Figure dataset records
□ □ □ □

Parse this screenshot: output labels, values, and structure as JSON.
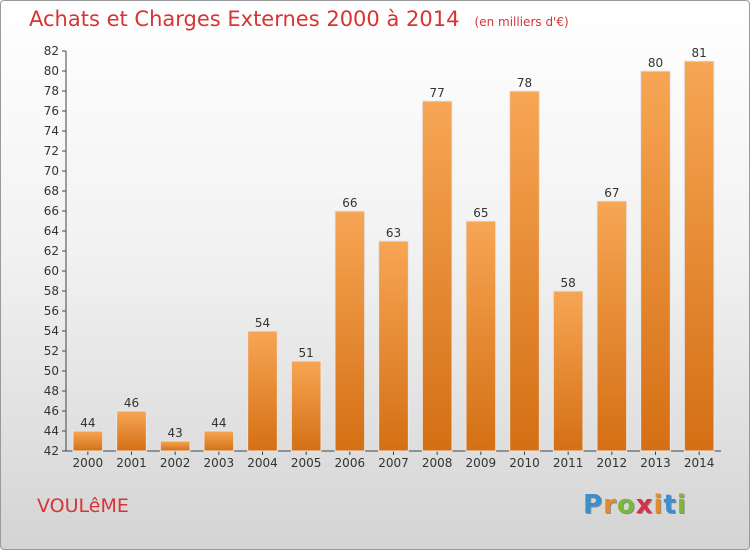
{
  "header": {
    "title": "Achats et Charges Externes 2000 à 2014",
    "subtitle": "(en milliers d'€)"
  },
  "footer": {
    "commune": "VOULêME",
    "logo_letters": [
      {
        "char": "P",
        "color": "#3a8fd0"
      },
      {
        "char": "r",
        "color": "#e8892a"
      },
      {
        "char": "o",
        "color": "#7cb83a"
      },
      {
        "char": "x",
        "color": "#d8304a"
      },
      {
        "char": "i",
        "color": "#e8892a"
      },
      {
        "char": "t",
        "color": "#3a8fd0"
      },
      {
        "char": "i",
        "color": "#7cb83a"
      }
    ]
  },
  "chart_data": {
    "type": "bar",
    "categories": [
      "2000",
      "2001",
      "2002",
      "2003",
      "2004",
      "2005",
      "2006",
      "2007",
      "2008",
      "2009",
      "2010",
      "2011",
      "2012",
      "2013",
      "2014"
    ],
    "values": [
      44,
      46,
      43,
      44,
      54,
      51,
      66,
      63,
      77,
      65,
      78,
      58,
      67,
      80,
      81
    ],
    "title": "Achats et Charges Externes 2000 à 2014",
    "ylim": [
      42,
      82
    ],
    "ytick_step": 2,
    "grid": false,
    "bar_color": "#f0922e",
    "bar_color_dark": "#d46f14"
  }
}
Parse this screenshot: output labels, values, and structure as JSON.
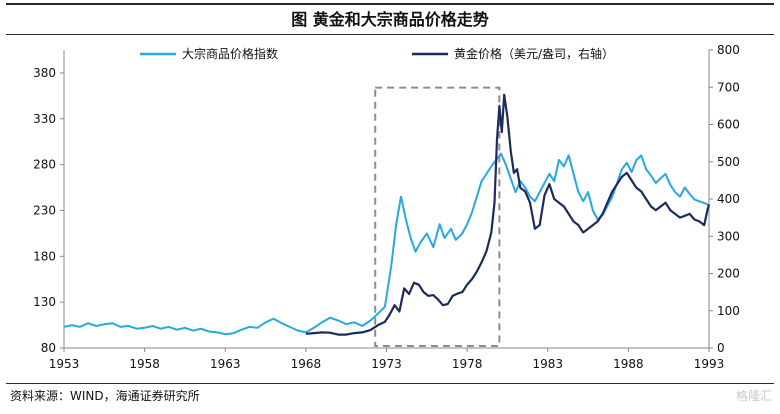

□ □ □ □

*YOUR INSTRUCTIONS*
Each record must be quoted in full and exactly. Do not include the pictures.

*SOLUTION TO THIS EXERCISE*
Parse this screenshot: output labels, values, and structure as JSON.
{
  "header": {
    "title": "Achats et Charges Externes 2000 à 2014",
    "subtitle": "(en milliers d'€)"
  },
  "footer": {
    "commune": "VOULêME",
    "logo_letters": [
      {
        "char": "P",
        "color": "#3a8fd0"
      },
      {
        "char": "r",
        "color": "#e8892a"
      },
      {
        "char": "o",
        "color": "#7cb83a"
      },
      {
        "char": "x",
        "color": "#d8304a"
      },
      {
        "char": "i",
        "color": "#e8892a"
      },
      {
        "char": "t",
        "color": "#3a8fd0"
      },
      {
        "char": "i",
        "color": "#7cb83a"
      }
    ]
  },
  "chart_data": {
    "type": "bar",
    "categories": [
      "2000",
      "2001",
      "2002",
      "2003",
      "2004",
      "2005",
      "2006",
      "2007",
      "2008",
      "2009",
      "2010",
      "2011",
      "2012",
      "2013",
      "2014"
    ],
    "values": [
      44,
      46,
      43,
      44,
      54,
      51,
      66,
      63,
      77,
      65,
      78,
      58,
      67,
      80,
      81
    ],
    "title": "Achats et Charges Externes 2000 à 2014",
    "ylim": [
      42,
      82
    ],
    "ytick_step": 2,
    "grid": false,
    "bar_color": "#f0922e",
    "bar_color_dark": "#d46f14"
  }
}
Parse this screenshot: output labels, values, and structure as JSON.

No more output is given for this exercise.